PROBLEM STATEMENT: Below are the records. Gather each line that holds "областную".

ITEMS:
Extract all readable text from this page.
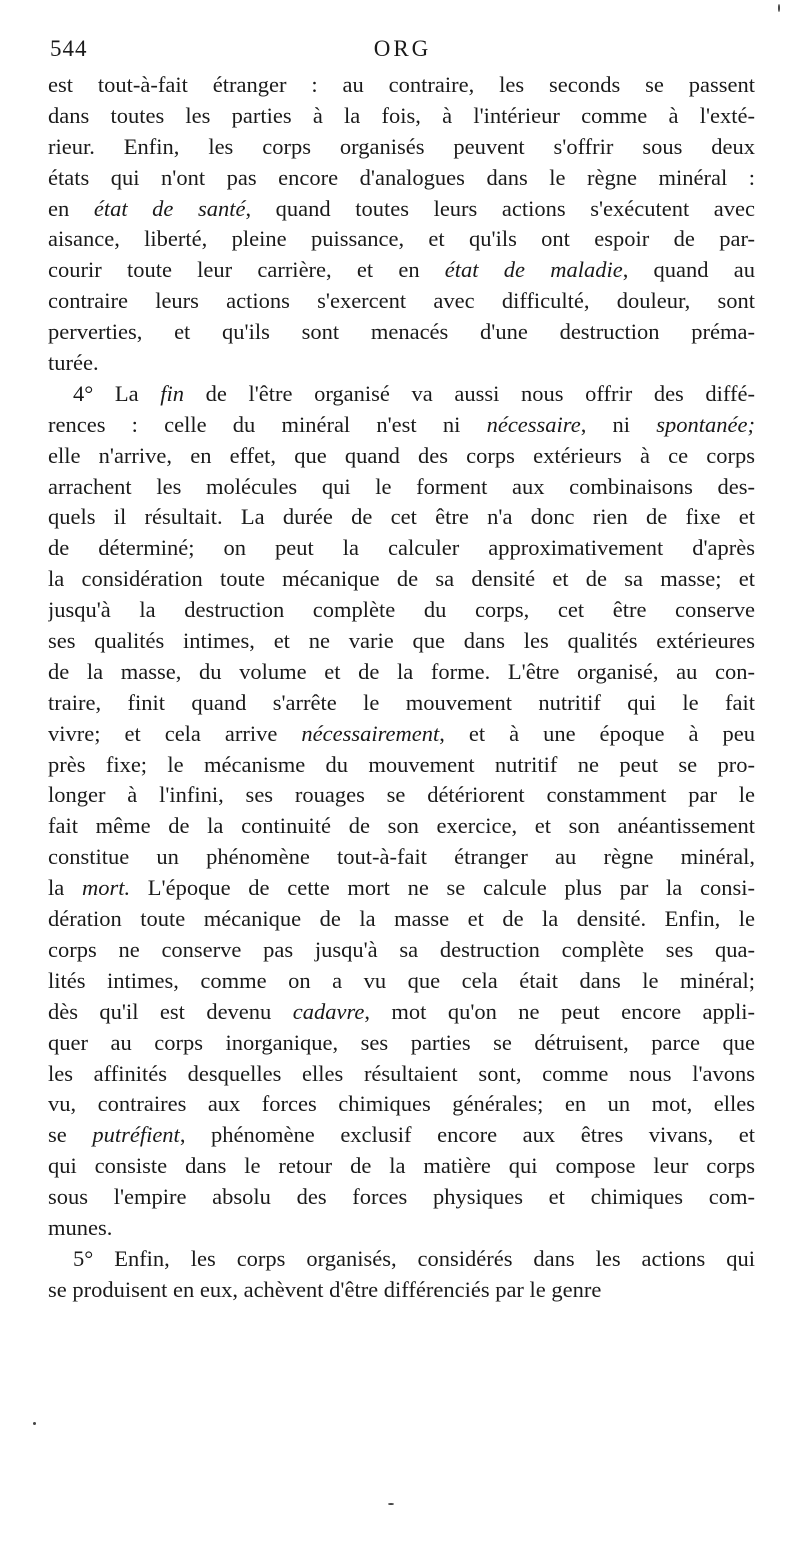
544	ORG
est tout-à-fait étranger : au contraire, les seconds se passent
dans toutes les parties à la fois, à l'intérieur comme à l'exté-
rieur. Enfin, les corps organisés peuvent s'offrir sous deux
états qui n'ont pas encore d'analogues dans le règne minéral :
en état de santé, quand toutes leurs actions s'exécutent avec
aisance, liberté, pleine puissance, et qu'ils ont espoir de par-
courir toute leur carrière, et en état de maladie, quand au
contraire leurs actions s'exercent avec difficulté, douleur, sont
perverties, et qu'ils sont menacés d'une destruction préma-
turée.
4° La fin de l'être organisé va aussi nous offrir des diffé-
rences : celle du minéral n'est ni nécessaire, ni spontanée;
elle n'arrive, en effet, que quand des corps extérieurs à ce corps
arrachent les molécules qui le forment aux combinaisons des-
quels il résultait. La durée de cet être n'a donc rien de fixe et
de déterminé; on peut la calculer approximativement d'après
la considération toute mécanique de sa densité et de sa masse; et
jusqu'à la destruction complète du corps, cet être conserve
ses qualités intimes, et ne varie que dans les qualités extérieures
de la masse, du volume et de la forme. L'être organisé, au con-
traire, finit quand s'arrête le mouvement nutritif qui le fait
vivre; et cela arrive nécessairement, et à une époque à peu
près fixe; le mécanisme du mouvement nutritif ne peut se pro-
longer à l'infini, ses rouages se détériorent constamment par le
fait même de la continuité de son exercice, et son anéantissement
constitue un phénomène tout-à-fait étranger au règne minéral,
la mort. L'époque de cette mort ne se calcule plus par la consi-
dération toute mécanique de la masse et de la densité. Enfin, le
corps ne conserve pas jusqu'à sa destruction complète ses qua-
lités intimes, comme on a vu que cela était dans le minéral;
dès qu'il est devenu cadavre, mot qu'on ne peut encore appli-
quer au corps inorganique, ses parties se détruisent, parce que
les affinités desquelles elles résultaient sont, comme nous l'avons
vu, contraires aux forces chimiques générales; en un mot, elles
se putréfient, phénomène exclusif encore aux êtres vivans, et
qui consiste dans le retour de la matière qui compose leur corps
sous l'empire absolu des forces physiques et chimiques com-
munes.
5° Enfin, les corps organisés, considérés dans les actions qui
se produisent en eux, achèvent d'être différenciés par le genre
---
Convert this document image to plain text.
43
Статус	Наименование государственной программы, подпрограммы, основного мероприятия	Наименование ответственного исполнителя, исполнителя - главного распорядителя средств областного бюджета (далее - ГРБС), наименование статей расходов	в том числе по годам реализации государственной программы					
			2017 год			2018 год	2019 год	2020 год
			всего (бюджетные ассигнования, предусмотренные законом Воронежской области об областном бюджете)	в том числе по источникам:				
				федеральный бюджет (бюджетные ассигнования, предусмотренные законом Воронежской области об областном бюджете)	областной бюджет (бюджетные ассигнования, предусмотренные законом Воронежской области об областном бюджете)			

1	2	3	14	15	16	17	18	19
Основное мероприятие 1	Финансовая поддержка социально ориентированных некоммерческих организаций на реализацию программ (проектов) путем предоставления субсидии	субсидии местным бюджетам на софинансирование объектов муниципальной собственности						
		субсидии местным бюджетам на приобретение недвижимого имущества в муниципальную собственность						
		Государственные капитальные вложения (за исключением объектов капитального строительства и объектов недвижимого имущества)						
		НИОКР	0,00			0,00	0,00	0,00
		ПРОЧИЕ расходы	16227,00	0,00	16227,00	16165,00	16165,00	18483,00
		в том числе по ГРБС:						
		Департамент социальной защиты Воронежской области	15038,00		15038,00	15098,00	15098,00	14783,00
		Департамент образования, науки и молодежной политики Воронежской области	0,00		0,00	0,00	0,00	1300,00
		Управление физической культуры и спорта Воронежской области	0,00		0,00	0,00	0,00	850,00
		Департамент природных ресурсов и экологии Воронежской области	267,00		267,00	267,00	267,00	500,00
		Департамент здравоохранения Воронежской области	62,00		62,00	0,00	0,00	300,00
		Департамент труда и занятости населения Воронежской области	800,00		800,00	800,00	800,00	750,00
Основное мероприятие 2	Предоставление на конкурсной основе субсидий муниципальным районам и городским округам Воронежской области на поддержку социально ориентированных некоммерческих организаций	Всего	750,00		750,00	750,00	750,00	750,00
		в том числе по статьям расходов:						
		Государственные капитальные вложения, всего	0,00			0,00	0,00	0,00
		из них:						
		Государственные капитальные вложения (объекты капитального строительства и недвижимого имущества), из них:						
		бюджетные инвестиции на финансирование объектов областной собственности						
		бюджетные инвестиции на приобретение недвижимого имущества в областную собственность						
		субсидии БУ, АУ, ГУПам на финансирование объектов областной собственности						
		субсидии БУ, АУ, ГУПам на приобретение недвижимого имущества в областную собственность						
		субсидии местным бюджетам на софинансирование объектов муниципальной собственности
--
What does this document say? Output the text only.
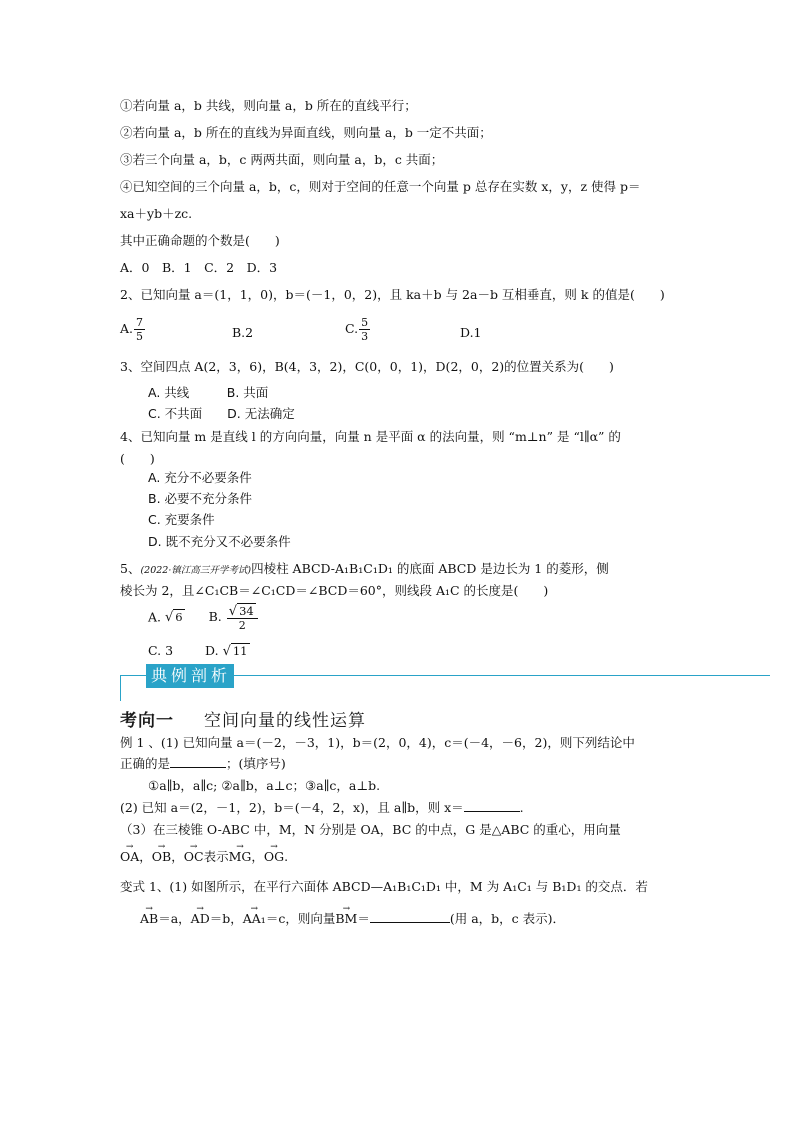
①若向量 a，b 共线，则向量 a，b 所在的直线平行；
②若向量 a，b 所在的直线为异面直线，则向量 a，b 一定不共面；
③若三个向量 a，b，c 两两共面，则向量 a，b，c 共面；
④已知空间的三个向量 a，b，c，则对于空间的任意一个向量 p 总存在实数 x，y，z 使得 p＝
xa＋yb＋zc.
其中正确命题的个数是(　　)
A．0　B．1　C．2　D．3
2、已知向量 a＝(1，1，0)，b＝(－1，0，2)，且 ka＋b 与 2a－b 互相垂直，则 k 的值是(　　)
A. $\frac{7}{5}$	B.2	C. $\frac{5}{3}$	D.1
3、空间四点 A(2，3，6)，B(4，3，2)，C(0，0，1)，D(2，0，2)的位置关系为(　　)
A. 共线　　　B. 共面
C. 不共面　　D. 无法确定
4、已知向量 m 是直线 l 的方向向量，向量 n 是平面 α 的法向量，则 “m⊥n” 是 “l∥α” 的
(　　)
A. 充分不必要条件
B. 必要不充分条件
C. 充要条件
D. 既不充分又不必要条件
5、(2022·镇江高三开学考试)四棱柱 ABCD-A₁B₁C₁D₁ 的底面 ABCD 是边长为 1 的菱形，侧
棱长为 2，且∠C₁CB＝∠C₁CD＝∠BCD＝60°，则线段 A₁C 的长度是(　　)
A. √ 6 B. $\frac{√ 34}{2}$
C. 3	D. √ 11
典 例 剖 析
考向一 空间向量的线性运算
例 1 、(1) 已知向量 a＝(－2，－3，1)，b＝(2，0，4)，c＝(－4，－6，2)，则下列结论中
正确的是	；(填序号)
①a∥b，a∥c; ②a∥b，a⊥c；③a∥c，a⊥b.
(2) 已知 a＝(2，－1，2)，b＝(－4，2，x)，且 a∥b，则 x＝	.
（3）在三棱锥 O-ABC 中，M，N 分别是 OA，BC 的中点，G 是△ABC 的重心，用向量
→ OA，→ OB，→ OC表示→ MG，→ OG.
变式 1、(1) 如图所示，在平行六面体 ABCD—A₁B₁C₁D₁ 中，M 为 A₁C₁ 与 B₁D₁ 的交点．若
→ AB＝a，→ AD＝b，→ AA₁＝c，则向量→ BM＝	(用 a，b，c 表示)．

COMPLETED EXERCISE:
		бюджетные инвестиции на приобретение недвижимого имущества в областную собственность						
		субсидии БУ, АУ, ГУПам на приобретение недвижимого имущества в областную собственность						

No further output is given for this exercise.